PROMPT> Would you return all of this data exactly, leaving nothing out?

=====

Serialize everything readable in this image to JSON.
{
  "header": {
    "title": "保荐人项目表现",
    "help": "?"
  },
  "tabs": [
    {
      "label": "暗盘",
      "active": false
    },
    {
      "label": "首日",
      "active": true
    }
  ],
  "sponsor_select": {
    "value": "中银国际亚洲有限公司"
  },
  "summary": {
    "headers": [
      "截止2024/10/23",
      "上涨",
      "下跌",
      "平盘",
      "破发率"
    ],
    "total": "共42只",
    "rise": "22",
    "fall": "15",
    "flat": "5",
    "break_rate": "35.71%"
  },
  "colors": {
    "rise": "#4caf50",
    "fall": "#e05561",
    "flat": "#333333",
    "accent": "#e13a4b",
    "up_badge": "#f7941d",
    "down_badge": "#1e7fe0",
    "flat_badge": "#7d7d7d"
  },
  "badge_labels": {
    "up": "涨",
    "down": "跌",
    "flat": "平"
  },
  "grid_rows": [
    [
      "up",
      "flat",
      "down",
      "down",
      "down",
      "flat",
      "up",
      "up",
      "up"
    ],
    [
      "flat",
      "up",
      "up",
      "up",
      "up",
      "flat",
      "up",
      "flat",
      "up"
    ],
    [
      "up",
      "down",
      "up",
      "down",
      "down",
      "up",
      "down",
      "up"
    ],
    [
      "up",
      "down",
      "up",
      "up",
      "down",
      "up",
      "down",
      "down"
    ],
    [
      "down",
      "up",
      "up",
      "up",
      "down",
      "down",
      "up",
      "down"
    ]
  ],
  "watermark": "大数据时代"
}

=====

TASK SOLUTION>
Serialize everything readable in this image to JSON.
{
  "header": {
    "title": "保荐人项目表现",
    "help": "?"
  },
  "tabs": [
    {
      "label": "暗盘",
      "active": false
    },
    {
      "label": "首日",
      "active": true
    }
  ],
  "sponsor_select": {
    "value": "中银国际亚洲有限公司"
  },
  "summary": {
    "headers": [
      "截止2024/10/23",
      "上涨",
      "下跌",
      "平盘",
      "破发率"
    ],
    "total": "共42只",
    "rise": "22",
    "fall": "15",
    "flat": "5",
    "break_rate": "35.71%"
  },
  "colors": {
    "rise": "#4caf50",
    "fall": "#e05561",
    "flat": "#333333",
    "accent": "#e13a4b",
    "up_badge": "#f7941d",
    "down_badge": "#1e7fe0",
    "flat_badge": "#7d7d7d"
  },
  "badge_labels": {
    "up": "涨",
    "down": "跌",
    "flat": "平"
  },
  "grid_rows": [
    [
      "up",
      "flat",
      "down",
      "down",
      "down",
      "flat",
      "up",
      "up",
      "up"
    ],
    [
      "flat",
      "up",
      "up",
      "up",
      "up",
      "flat",
      "up",
      "flat",
      "up"
    ],
    [
      "up",
      "down",
      "up",
      "down",
      "down",
      "up",
      "down",
      "up"
    ],
    [
      "up",
      "down",
      "up",
      "up",
      "down",
      "up",
      "down",
      "down"
    ],
    [
      "down",
      "up",
      "up",
      "up",
      "down",
      "down",
      "up",
      "down"
    ]
  ],
  "watermark": "大数据时代"
}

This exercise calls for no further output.